Data entries for graphics:
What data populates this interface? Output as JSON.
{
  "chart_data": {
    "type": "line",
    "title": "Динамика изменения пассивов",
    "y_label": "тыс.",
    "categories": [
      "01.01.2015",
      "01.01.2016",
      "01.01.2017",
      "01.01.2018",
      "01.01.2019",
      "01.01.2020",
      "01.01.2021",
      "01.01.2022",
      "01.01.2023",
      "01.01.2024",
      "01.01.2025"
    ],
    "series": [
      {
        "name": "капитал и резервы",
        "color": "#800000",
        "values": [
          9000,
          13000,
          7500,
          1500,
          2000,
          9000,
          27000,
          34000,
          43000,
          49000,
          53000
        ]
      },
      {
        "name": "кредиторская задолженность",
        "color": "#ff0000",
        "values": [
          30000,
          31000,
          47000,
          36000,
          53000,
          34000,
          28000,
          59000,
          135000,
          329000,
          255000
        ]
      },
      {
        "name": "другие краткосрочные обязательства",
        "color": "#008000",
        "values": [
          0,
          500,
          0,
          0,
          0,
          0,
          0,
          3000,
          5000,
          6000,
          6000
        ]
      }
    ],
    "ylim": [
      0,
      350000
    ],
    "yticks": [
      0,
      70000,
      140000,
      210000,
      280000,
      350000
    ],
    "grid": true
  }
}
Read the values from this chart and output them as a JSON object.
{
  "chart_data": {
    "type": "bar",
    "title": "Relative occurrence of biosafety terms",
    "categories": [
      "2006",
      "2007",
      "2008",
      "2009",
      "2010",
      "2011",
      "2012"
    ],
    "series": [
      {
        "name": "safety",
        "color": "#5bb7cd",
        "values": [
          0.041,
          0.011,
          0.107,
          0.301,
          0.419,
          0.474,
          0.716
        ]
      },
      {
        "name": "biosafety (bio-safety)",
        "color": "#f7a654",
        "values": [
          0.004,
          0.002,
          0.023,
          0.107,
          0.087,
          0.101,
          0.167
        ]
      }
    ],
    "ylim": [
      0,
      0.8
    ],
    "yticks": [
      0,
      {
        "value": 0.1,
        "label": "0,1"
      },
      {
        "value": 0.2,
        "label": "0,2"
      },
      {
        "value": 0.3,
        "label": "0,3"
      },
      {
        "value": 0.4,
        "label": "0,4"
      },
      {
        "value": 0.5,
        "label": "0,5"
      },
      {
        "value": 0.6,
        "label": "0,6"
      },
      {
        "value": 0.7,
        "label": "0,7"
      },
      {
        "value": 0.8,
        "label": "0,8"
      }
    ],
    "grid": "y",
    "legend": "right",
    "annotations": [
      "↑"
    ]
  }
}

The exercise:
Reproduce the material above, every line of it, exactly.

Written answer:
What data populates this interface? Output as JSON.
{
  "chart_data": {
    "type": "line",
    "title": "Динамика изменения пассивов",
    "y_label": "тыс.",
    "categories": [
      "01.01.2015",
      "01.01.2016",
      "01.01.2017",
      "01.01.2018",
      "01.01.2019",
      "01.01.2020",
      "01.01.2021",
      "01.01.2022",
      "01.01.2023",
      "01.01.2024",
      "01.01.2025"
    ],
    "series": [
      {
        "name": "капитал и резервы",
        "color": "#800000",
        "values": [
          9000,
          13000,
          7500,
          1500,
          2000,
          9000,
          27000,
          34000,
          43000,
          49000,
          53000
        ]
      },
      {
        "name": "кредиторская задолженность",
        "color": "#ff0000",
        "values": [
          30000,
          31000,
          47000,
          36000,
          53000,
          34000,
          28000,
          59000,
          135000,
          329000,
          255000
        ]
      },
      {
        "name": "другие краткосрочные обязательства",
        "color": "#008000",
        "values": [
          0,
          500,
          0,
          0,
          0,
          0,
          0,
          3000,
          5000,
          6000,
          6000
        ]
      }
    ],
    "ylim": [
      0,
      350000
    ],
    "yticks": [
      0,
      70000,
      140000,
      210000,
      280000,
      350000
    ],
    "grid": true
  }
}
Read the values from this chart and output them as a JSON object.
{
  "chart_data": {
    "type": "bar",
    "title": "Relative occurrence of biosafety terms",
    "categories": [
      "2006",
      "2007",
      "2008",
      "2009",
      "2010",
      "2011",
      "2012"
    ],
    "series": [
      {
        "name": "safety",
        "color": "#5bb7cd",
        "values": [
          0.041,
          0.011,
          0.107,
          0.301,
          0.419,
          0.474,
          0.716
        ]
      },
      {
        "name": "biosafety (bio-safety)",
        "color": "#f7a654",
        "values": [
          0.004,
          0.002,
          0.023,
          0.107,
          0.087,
          0.101,
          0.167
        ]
      }
    ],
    "ylim": [
      0,
      0.8
    ],
    "yticks": [
      0,
      {
        "value": 0.1,
        "label": "0,1"
      },
      {
        "value": 0.2,
        "label": "0,2"
      },
      {
        "value": 0.3,
        "label": "0,3"
      },
      {
        "value": 0.4,
        "label": "0,4"
      },
      {
        "value": 0.5,
        "label": "0,5"
      },
      {
        "value": 0.6,
        "label": "0,6"
      },
      {
        "value": 0.7,
        "label": "0,7"
      },
      {
        "value": 0.8,
        "label": "0,8"
      }
    ],
    "grid": "y",
    "legend": "right",
    "annotations": [
      "↑"
    ]
  }
}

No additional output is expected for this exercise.